» **Task statement**
Turn everything in the records below, from the line containing "writing-line[interactable] (53, 814, 601, 815)" down to the line containing "table-row (54, 414, 601, 432)", both included, into a JSON list of strings with one string per line and blank lines omitted.

┌─ Data lines

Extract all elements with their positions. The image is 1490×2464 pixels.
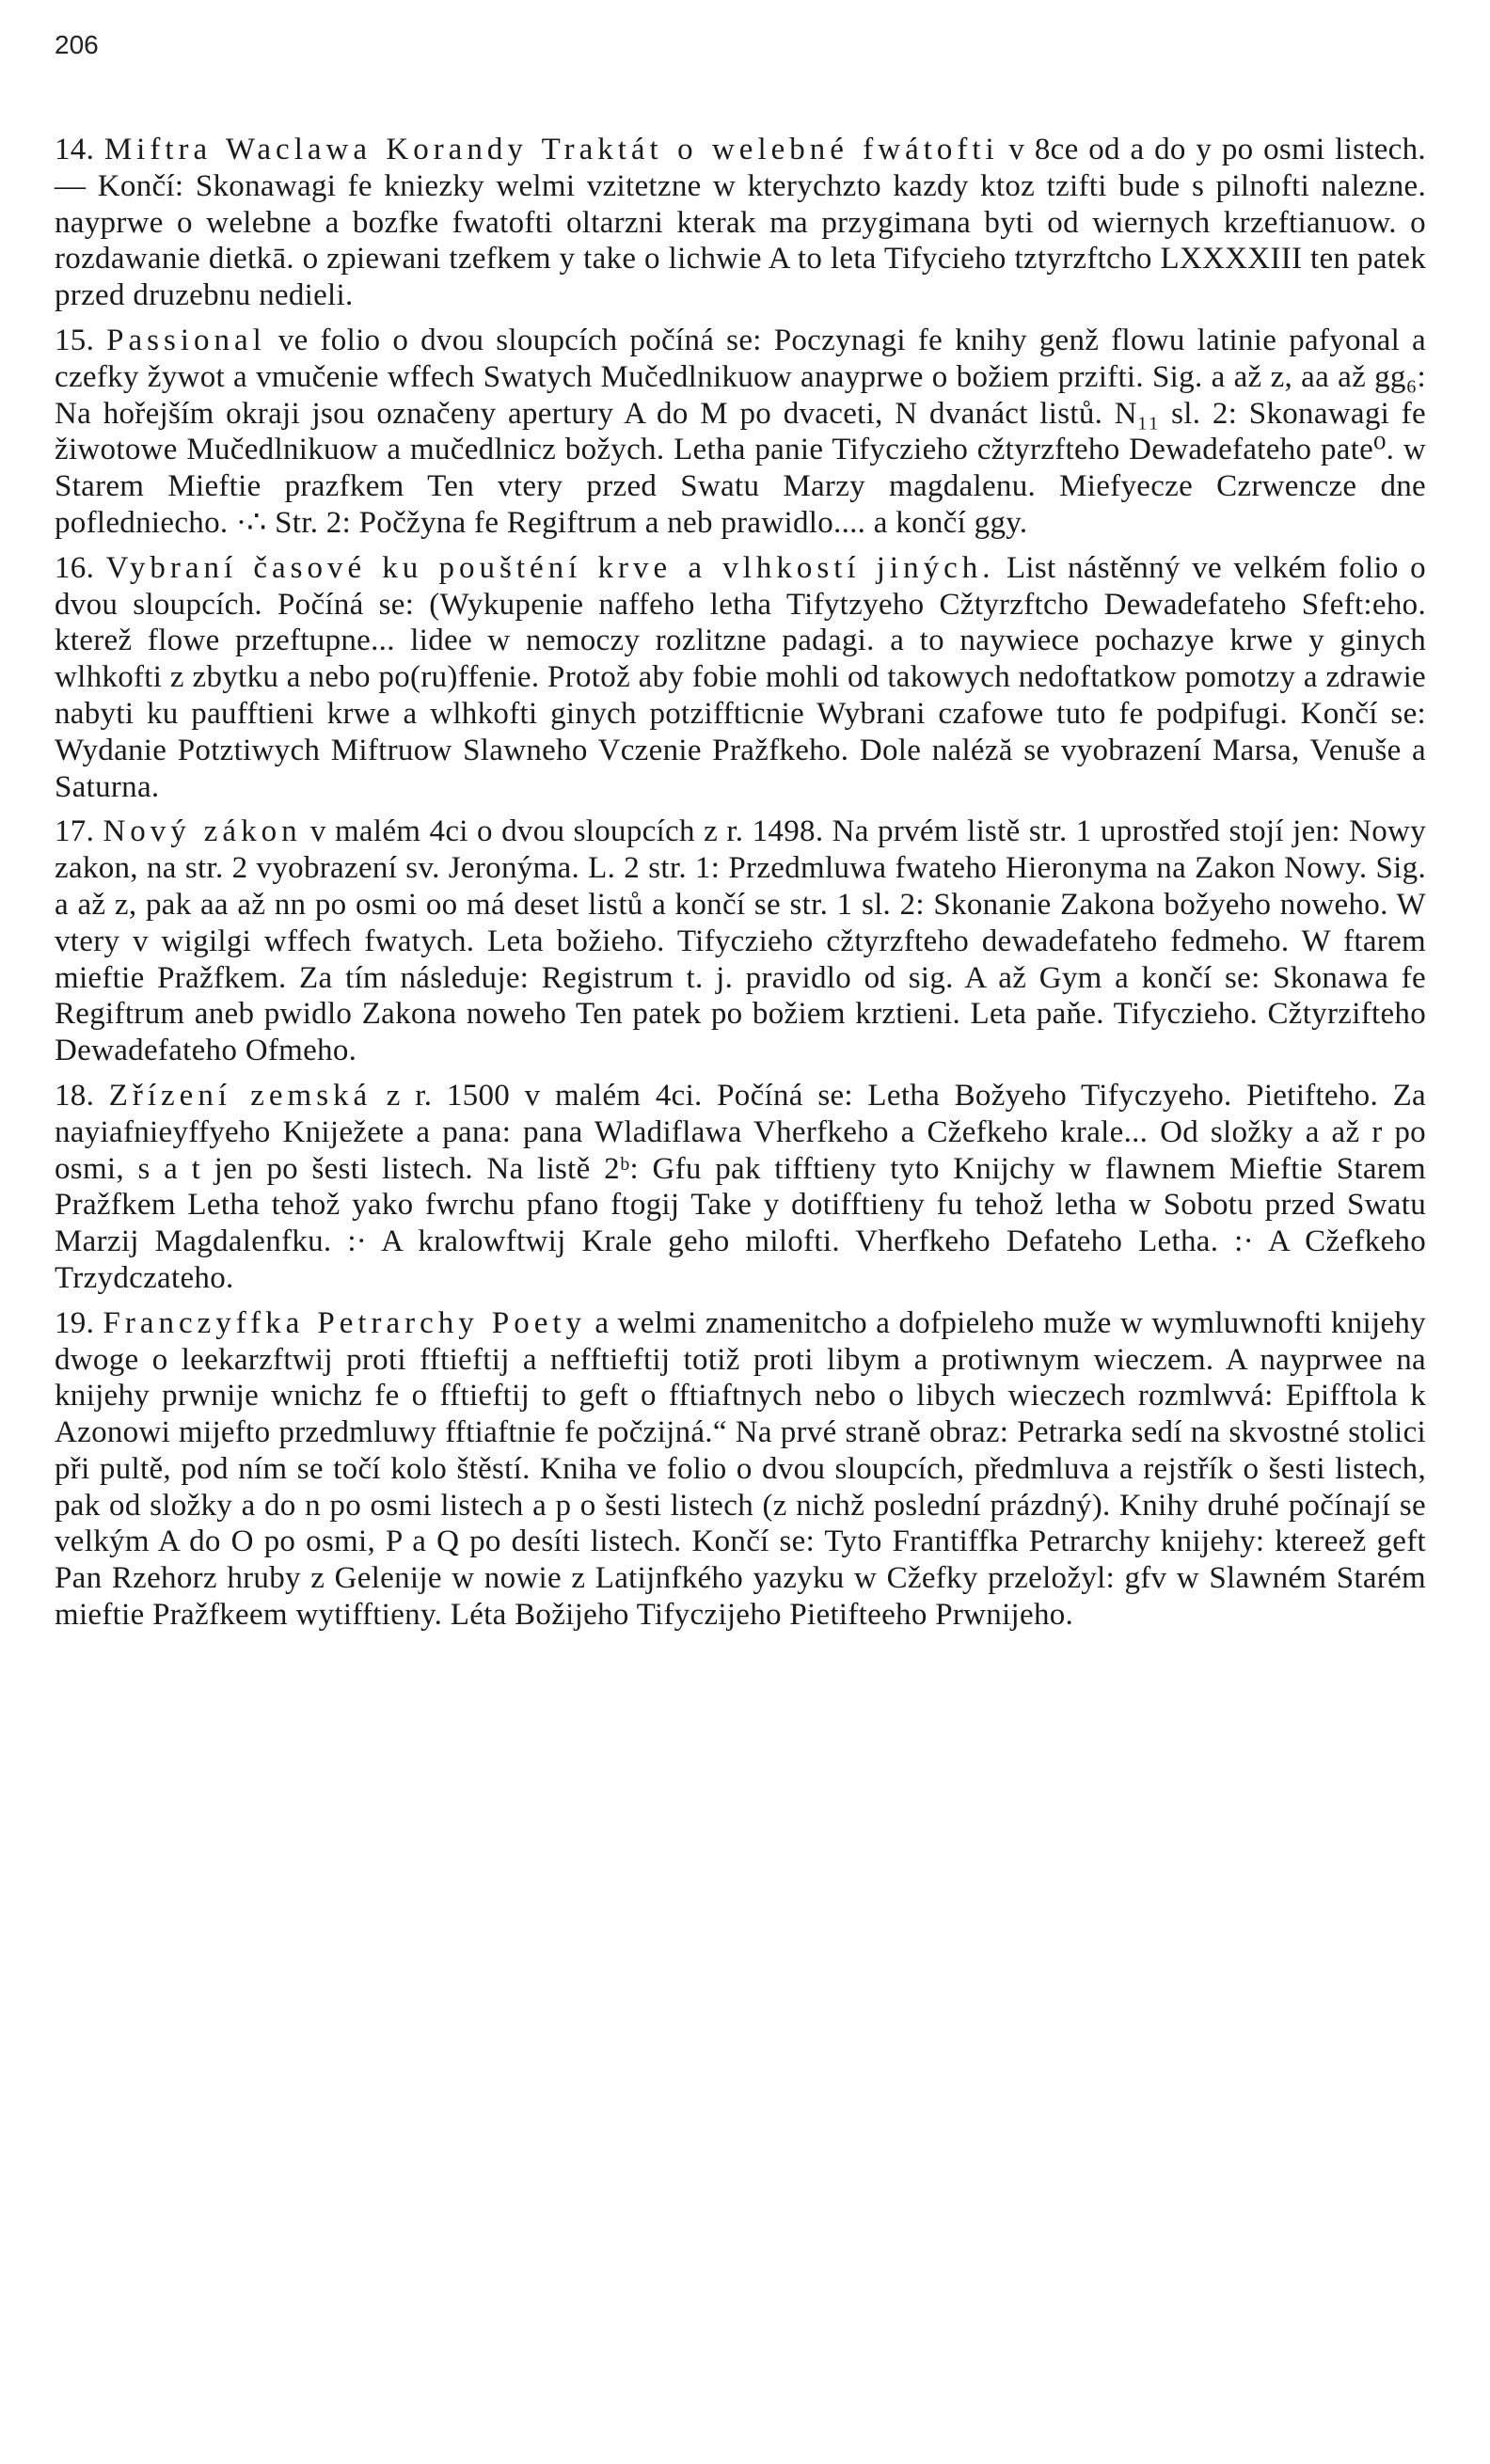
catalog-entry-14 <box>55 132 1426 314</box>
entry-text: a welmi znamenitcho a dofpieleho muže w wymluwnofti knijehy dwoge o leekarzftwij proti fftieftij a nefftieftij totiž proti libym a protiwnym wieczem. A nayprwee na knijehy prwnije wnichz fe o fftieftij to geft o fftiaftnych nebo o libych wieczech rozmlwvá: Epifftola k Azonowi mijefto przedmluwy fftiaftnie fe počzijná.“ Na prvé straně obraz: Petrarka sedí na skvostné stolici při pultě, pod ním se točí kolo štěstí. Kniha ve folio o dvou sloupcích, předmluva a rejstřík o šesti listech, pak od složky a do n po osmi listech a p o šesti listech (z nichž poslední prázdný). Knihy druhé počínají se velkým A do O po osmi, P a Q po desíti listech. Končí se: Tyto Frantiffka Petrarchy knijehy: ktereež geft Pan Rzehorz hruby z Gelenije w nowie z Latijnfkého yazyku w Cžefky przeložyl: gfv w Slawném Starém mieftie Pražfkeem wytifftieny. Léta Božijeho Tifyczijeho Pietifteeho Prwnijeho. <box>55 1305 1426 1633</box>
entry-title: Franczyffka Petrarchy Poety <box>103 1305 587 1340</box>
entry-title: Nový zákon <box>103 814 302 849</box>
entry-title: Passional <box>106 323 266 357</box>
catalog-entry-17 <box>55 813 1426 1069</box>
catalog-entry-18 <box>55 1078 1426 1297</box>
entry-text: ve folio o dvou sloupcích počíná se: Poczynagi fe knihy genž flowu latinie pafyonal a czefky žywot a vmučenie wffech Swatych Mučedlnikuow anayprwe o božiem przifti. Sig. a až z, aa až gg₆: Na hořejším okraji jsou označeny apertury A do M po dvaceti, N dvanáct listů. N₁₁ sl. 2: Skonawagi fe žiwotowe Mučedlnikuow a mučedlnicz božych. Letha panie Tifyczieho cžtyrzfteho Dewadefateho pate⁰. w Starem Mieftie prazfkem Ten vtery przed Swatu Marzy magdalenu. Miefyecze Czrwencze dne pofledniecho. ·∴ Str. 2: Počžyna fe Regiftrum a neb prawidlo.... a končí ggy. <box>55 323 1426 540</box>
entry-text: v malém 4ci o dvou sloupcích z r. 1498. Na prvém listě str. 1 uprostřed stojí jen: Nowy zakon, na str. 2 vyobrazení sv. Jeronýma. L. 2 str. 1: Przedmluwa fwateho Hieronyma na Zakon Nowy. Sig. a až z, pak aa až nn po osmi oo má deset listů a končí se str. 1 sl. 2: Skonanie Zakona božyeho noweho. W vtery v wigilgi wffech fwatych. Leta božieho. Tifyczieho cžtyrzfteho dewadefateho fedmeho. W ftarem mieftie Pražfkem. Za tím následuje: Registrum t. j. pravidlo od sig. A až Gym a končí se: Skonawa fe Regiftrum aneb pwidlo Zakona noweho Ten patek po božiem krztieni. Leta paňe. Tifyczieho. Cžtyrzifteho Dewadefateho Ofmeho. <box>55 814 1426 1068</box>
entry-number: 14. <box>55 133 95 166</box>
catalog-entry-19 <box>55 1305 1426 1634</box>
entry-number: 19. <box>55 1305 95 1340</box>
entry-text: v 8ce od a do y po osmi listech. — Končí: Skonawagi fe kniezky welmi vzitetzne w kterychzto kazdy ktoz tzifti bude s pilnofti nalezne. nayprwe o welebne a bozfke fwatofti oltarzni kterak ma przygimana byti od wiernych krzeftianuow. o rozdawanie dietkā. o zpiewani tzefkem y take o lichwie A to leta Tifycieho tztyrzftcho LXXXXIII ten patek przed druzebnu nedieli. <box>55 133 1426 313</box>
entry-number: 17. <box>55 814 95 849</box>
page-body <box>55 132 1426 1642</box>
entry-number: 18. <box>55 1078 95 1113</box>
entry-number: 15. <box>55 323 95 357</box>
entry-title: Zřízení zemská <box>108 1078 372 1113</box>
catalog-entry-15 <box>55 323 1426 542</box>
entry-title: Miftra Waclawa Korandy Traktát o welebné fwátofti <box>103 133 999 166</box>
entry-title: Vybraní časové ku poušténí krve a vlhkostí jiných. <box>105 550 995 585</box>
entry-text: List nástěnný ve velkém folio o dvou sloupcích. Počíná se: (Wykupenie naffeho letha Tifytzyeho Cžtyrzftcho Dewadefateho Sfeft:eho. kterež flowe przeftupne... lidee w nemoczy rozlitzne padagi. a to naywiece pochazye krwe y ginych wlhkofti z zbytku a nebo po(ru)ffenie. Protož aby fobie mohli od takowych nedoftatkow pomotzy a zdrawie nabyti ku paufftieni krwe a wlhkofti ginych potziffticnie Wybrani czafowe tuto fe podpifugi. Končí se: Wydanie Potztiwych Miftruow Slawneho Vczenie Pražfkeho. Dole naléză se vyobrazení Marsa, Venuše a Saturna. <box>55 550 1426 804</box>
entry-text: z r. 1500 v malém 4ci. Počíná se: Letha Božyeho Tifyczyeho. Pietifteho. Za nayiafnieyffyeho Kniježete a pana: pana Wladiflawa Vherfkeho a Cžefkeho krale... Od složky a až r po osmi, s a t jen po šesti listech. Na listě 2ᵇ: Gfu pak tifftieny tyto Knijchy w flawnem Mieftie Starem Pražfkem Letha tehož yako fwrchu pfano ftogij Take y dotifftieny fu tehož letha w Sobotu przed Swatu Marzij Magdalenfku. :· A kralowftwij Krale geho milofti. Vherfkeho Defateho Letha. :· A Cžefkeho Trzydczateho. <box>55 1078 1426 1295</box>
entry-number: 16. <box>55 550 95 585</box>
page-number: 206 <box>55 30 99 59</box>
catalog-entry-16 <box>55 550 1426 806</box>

└─
┌─ Data lines

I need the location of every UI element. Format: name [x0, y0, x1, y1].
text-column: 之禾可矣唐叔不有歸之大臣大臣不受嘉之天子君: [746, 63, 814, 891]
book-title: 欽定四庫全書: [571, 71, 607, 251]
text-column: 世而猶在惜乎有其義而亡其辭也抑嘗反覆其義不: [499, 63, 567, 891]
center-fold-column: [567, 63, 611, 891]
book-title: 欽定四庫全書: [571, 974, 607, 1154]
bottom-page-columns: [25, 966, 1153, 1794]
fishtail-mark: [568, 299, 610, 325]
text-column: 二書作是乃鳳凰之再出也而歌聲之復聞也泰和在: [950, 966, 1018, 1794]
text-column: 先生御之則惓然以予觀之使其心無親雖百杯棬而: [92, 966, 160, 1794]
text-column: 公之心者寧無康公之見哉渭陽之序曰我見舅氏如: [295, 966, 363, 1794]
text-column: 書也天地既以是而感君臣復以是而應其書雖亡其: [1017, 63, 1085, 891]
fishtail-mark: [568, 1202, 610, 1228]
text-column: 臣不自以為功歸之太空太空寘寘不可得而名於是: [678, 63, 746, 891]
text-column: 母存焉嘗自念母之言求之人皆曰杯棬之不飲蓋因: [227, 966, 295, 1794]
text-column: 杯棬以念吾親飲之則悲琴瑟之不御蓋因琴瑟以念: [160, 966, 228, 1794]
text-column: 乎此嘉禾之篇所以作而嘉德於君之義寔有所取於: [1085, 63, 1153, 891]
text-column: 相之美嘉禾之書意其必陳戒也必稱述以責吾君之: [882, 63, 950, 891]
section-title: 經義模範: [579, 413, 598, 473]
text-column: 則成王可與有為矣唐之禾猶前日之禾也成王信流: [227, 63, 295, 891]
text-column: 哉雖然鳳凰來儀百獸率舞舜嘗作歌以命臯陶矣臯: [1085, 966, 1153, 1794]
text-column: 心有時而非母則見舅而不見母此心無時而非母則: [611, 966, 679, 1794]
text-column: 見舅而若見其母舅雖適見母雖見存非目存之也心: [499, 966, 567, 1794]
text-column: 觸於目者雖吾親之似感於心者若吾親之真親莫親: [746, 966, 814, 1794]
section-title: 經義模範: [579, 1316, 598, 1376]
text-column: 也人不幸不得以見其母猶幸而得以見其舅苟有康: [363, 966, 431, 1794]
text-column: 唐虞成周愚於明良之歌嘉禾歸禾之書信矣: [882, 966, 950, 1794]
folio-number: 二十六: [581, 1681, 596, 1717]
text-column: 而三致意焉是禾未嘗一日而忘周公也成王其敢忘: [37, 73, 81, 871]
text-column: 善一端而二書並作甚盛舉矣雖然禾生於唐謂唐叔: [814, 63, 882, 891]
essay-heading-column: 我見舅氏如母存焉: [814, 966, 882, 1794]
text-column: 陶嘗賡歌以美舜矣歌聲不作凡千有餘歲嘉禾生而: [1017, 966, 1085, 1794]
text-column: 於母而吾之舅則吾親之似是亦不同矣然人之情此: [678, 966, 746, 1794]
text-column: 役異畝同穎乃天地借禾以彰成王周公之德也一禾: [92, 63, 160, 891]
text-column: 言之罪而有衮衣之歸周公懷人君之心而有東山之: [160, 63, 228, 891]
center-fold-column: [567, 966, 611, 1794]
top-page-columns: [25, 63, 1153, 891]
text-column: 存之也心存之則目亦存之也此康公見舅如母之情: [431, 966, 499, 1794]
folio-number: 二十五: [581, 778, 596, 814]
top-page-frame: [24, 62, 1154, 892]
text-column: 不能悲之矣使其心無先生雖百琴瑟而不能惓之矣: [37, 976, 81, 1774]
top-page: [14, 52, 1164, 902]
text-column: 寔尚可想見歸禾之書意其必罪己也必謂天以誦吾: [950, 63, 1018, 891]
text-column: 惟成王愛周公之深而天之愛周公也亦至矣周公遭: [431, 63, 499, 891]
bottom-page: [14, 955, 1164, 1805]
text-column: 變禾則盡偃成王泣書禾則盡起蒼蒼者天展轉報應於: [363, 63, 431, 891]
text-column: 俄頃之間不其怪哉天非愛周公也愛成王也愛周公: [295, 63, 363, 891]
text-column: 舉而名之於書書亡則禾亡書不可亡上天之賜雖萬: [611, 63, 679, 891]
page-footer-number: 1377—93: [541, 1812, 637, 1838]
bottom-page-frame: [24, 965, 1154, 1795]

└─
┌─ Data lines

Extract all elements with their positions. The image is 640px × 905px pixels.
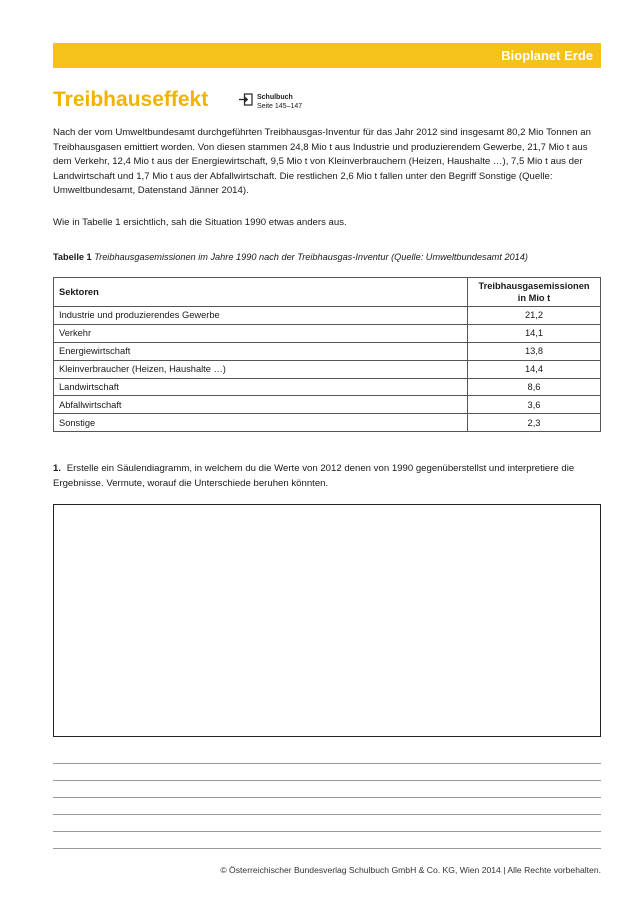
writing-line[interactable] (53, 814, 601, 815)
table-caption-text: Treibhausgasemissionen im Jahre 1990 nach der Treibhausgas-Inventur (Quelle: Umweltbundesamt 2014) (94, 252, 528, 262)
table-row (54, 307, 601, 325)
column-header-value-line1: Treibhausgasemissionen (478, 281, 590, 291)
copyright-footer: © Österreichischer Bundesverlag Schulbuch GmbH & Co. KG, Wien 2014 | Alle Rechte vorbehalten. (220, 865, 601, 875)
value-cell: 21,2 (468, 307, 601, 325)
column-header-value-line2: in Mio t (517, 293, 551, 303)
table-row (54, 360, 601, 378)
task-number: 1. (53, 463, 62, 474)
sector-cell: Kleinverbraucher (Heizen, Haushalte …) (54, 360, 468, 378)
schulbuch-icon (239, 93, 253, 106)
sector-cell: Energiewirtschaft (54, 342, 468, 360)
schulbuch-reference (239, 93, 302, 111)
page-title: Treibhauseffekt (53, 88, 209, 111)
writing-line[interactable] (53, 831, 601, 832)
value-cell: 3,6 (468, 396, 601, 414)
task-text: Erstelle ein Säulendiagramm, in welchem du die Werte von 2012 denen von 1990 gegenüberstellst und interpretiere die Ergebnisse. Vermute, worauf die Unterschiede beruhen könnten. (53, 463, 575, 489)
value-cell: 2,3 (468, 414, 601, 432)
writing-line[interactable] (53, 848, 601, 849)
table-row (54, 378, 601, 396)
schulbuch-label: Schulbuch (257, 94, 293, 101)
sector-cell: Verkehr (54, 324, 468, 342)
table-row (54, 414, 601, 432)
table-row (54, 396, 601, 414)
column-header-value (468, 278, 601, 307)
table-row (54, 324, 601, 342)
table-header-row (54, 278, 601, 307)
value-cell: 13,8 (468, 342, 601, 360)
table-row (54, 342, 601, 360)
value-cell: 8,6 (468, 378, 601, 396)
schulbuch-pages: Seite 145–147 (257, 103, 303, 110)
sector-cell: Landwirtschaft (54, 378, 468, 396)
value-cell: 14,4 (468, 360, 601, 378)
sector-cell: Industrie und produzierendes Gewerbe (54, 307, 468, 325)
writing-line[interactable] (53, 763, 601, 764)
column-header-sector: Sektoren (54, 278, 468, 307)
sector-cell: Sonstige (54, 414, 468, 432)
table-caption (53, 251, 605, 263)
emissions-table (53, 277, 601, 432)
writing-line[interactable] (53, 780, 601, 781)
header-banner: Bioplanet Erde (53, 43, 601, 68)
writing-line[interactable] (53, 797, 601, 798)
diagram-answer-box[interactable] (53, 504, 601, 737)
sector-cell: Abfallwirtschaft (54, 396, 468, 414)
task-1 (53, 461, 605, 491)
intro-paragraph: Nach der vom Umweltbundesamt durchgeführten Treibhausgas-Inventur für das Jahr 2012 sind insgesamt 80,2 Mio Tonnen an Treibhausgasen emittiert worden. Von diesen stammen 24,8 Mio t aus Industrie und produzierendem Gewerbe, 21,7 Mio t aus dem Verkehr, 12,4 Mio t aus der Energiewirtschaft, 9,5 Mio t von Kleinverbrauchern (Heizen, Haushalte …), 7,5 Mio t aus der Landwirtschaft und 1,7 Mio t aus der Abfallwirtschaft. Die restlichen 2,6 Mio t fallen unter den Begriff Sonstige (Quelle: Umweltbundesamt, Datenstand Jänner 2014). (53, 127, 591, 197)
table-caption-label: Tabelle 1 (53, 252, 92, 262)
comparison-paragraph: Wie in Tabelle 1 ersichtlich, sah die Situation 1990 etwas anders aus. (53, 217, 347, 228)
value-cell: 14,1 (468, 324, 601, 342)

└─

» **In response**
[
  "writing-line[interactable] (53, 814, 601, 815)",
  "table-caption-text: Treibhausgasemissionen im Jahre 1990 nach der Treibhausgas-Inventur (Quelle: Umweltbundesamt 2014) (94, 252, 528, 262)",
  "table-row (54, 307, 601, 325)",
  "column-header-value-line1: Treibhausgasemissionen (478, 281, 590, 291)",
  "copyright-footer: © Österreichischer Bundesverlag Schulbuch GmbH & Co. KG, Wien 2014 | Alle Rechte vorbehalten. (220, 865, 601, 875)",
  "value-cell: 21,2 (468, 307, 601, 325)",
  "column-header-value-line2: in Mio t (517, 293, 551, 303)",
  "table-row (54, 360, 601, 378)",
  "task-number: 1. (53, 463, 62, 474)",
  "sector-cell: Kleinverbraucher (Heizen, Haushalte …) (54, 360, 468, 378)",
  "schulbuch-icon (239, 93, 253, 106)",
  "sector-cell: Energiewirtschaft (54, 342, 468, 360)",
  "schulbuch-reference (239, 93, 302, 111)",
  "page-title: Treibhauseffekt (53, 88, 209, 111)",
  "writing-line[interactable] (53, 831, 601, 832)",
  "value-cell: 3,6 (468, 396, 601, 414)",
  "task-text: Erstelle ein Säulendiagramm, in welchem du die Werte von 2012 denen von 1990 gegenüberstellst und interpretiere die Ergebnisse. Vermute, worauf die Unterschiede beruhen könnten. (53, 463, 575, 489)",
  "value-cell: 2,3 (468, 414, 601, 432)",
  "writing-line[interactable] (53, 848, 601, 849)",
  "table-row (54, 378, 601, 396)",
  "schulbuch-label: Schulbuch (257, 94, 293, 101)",
  "sector-cell: Verkehr (54, 324, 468, 342)",
  "table-row (54, 414, 601, 432)"
]